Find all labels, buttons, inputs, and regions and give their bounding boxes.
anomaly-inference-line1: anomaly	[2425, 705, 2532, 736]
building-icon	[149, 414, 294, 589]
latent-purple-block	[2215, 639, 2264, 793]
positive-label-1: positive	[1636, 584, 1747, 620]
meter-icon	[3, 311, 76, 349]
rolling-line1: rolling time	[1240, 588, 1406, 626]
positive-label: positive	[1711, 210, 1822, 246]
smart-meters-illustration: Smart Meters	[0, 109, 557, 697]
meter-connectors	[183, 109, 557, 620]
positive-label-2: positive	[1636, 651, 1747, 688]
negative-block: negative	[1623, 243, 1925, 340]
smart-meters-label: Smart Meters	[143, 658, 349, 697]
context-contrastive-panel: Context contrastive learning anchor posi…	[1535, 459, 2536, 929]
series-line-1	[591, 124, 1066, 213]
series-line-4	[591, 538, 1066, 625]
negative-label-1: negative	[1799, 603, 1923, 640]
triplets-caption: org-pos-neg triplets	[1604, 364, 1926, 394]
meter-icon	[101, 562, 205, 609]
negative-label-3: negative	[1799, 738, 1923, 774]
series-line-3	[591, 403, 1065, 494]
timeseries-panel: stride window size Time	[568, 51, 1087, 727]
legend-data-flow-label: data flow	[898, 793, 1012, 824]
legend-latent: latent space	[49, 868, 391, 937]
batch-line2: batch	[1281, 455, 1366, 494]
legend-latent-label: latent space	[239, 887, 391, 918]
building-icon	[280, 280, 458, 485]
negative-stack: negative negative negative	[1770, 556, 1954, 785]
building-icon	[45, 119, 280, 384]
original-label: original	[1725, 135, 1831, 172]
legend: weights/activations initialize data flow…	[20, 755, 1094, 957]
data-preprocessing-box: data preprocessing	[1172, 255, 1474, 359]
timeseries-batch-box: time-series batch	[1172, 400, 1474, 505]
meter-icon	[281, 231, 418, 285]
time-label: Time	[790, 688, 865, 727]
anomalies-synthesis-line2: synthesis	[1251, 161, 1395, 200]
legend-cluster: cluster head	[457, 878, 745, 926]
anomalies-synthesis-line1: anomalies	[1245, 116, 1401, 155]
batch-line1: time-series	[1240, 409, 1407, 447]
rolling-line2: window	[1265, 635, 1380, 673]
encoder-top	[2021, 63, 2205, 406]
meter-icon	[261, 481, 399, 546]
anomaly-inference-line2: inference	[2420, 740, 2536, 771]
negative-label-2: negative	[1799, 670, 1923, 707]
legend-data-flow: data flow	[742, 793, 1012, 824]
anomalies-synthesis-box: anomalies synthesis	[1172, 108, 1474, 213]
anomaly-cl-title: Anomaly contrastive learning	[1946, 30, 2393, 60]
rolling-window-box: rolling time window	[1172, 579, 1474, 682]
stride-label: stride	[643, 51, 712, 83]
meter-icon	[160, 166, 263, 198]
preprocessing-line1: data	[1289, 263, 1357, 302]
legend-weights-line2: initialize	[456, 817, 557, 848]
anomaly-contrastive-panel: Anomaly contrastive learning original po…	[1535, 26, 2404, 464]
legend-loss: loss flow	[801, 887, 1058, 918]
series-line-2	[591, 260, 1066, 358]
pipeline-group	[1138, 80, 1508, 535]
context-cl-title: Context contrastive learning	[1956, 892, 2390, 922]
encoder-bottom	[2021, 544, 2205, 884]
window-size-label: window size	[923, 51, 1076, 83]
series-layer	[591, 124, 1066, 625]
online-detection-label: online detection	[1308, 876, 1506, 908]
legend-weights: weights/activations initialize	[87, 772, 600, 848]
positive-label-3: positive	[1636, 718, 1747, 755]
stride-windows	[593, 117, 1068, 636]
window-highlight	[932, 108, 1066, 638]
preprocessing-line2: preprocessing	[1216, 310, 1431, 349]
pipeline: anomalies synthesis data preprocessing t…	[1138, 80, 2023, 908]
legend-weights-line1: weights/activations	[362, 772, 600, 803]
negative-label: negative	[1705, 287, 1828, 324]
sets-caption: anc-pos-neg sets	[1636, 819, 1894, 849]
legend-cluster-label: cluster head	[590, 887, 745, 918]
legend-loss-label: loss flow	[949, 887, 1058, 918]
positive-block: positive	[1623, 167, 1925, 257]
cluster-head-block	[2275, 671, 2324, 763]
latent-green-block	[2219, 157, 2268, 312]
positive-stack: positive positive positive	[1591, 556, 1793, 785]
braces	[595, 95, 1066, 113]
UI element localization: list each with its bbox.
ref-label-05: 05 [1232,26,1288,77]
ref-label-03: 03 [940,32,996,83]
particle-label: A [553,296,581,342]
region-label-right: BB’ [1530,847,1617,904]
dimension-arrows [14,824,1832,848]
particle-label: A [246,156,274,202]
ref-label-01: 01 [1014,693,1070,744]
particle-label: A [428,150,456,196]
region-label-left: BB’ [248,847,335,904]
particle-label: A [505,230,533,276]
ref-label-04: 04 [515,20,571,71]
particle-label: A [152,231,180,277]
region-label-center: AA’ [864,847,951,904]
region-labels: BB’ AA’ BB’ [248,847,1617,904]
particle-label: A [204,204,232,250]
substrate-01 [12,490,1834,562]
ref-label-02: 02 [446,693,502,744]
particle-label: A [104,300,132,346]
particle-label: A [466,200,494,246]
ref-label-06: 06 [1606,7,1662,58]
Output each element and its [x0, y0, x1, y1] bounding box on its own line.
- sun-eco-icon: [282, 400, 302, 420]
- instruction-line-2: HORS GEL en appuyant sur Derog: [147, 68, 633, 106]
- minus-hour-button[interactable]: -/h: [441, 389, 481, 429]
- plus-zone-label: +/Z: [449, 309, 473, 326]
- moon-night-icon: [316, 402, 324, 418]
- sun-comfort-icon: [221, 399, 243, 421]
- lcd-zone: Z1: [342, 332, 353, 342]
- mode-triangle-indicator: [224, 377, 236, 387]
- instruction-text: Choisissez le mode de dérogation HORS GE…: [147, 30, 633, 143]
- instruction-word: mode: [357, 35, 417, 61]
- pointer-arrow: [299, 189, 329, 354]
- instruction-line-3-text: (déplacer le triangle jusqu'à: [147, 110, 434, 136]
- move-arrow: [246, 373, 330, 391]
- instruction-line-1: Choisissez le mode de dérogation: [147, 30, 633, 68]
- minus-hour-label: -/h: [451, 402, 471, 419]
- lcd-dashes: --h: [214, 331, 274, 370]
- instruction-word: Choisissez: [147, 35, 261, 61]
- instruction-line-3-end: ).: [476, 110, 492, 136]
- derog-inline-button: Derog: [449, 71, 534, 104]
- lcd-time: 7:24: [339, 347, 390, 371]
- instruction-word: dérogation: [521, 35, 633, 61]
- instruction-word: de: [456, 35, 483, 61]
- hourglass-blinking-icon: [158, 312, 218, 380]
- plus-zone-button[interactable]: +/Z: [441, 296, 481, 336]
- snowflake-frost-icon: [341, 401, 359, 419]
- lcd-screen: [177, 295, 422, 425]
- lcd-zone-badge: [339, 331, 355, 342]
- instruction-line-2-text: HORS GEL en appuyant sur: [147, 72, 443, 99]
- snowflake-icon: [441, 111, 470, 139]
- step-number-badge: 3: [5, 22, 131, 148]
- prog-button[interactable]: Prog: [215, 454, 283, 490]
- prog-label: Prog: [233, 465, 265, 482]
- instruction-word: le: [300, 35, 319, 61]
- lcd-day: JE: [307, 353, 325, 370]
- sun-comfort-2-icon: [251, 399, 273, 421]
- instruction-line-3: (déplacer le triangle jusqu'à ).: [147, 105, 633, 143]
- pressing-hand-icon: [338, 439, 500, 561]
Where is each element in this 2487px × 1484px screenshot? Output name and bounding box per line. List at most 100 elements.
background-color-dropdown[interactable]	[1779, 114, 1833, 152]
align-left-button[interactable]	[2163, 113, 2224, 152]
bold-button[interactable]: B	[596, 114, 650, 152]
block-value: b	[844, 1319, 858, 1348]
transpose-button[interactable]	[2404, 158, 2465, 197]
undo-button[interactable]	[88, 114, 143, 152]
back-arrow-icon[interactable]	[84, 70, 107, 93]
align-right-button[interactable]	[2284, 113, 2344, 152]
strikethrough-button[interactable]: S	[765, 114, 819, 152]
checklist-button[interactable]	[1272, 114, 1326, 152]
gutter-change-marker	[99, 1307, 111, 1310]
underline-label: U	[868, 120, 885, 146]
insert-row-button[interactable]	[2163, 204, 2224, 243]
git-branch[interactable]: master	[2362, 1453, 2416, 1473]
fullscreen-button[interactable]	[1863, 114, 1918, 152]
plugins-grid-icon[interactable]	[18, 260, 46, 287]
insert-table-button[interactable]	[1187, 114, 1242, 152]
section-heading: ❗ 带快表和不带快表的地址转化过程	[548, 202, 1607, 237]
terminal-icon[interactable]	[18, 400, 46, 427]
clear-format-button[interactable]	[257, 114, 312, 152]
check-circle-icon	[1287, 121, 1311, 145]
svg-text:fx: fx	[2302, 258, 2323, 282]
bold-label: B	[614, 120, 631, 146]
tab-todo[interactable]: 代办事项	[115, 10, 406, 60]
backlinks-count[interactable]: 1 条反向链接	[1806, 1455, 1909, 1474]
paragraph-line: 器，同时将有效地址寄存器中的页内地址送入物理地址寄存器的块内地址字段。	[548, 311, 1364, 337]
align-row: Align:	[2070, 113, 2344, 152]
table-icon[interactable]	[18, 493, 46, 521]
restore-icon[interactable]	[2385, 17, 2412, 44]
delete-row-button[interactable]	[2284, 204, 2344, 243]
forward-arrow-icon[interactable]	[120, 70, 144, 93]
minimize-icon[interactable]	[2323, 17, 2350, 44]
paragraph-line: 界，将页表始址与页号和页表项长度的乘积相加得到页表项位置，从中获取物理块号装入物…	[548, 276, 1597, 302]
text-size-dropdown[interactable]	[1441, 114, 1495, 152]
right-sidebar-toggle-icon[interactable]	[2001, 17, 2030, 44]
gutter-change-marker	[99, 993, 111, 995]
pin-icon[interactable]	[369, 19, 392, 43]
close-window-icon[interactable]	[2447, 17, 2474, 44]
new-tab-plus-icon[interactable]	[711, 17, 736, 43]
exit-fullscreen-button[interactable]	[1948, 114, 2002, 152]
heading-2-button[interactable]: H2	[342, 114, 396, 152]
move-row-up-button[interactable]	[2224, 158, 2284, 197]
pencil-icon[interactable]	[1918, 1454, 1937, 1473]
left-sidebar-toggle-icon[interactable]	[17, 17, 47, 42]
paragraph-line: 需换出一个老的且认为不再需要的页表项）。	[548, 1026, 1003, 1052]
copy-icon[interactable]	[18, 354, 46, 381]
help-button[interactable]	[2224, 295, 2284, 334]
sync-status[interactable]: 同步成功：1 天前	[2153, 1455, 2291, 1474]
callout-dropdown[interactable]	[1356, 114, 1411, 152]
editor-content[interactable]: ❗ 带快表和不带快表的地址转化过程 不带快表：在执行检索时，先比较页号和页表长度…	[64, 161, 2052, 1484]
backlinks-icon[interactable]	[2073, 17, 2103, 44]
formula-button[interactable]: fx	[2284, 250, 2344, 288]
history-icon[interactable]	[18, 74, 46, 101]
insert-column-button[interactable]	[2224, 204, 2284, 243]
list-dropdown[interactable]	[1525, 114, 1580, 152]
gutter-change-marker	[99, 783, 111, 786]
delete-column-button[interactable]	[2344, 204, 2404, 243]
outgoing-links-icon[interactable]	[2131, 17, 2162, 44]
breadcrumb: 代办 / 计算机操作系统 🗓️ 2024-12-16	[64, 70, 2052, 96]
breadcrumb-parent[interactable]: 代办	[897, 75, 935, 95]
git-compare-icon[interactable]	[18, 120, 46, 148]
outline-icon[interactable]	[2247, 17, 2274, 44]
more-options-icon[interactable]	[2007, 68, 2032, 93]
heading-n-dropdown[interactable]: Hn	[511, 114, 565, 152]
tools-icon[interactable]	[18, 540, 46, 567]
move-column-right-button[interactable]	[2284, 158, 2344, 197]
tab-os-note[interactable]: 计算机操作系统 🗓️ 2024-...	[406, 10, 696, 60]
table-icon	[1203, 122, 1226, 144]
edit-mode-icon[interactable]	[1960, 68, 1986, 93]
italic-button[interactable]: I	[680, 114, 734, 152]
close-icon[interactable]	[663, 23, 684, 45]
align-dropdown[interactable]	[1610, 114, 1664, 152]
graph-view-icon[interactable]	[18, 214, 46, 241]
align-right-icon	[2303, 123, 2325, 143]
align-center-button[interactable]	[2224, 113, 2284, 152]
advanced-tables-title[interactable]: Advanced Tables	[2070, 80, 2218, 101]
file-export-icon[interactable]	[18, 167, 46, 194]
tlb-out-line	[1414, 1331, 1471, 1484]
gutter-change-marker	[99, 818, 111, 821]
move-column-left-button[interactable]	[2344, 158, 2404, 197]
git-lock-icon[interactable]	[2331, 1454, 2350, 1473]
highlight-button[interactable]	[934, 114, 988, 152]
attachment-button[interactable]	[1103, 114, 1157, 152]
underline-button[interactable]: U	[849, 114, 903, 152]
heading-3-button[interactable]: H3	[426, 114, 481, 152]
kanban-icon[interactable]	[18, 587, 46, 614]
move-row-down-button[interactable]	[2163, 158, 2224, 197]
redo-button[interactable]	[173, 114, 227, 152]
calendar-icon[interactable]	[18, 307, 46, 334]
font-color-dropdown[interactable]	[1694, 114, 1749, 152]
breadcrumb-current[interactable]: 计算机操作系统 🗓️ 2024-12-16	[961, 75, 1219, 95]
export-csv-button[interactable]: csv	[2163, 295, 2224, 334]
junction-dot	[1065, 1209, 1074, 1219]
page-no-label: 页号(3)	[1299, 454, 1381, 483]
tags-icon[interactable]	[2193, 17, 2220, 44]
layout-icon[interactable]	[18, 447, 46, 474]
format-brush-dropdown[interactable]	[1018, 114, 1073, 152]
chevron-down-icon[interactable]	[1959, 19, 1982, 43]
==============================
Given request – Swap every "positive" for "similar" in the items from the first line through the line containing "255, 1474, 359]", leaving everything else unchanged. Return only those lines.

Finished exercise –
Find all labels, buttons, inputs, and regions and give their bounding boxes.
anomaly-inference-line1: anomaly	[2425, 705, 2532, 736]
building-icon	[149, 414, 294, 589]
latent-purple-block	[2215, 639, 2264, 793]
similar-label-1: similar	[1636, 584, 1747, 620]
meter-icon	[3, 311, 76, 349]
rolling-line1: rolling time	[1240, 588, 1406, 626]
similar-label: similar	[1711, 210, 1822, 246]
smart-meters-illustration: Smart Meters	[0, 109, 557, 697]
meter-connectors	[183, 109, 557, 620]
similar-label-2: similar	[1636, 651, 1747, 688]
negative-block: negative	[1623, 243, 1925, 340]
smart-meters-label: Smart Meters	[143, 658, 349, 697]
context-contrastive-panel: Context contrastive learning anchor posi…	[1535, 459, 2536, 929]
series-line-1	[591, 124, 1066, 213]
series-line-4	[591, 538, 1066, 625]
negative-label-1: negative	[1799, 603, 1923, 640]
triplets-caption: org-pos-neg triplets	[1604, 364, 1926, 394]
meter-icon	[101, 562, 205, 609]
negative-label-3: negative	[1799, 738, 1923, 774]
series-line-3	[591, 403, 1065, 494]
timeseries-panel: stride window size Time	[568, 51, 1087, 727]
legend-data-flow-label: data flow	[898, 793, 1012, 824]
legend-latent: latent space	[49, 868, 391, 937]
batch-line2: batch	[1281, 455, 1366, 494]
legend-latent-label: latent space	[239, 887, 391, 918]
building-icon	[280, 280, 458, 485]
negative-stack: negative negative negative	[1770, 556, 1954, 785]
building-icon	[45, 119, 280, 384]
original-label: original	[1725, 135, 1831, 172]
legend: weights/activations initialize data flow…	[20, 755, 1094, 957]
data-preprocessing-box: data preprocessing	[1172, 255, 1474, 359]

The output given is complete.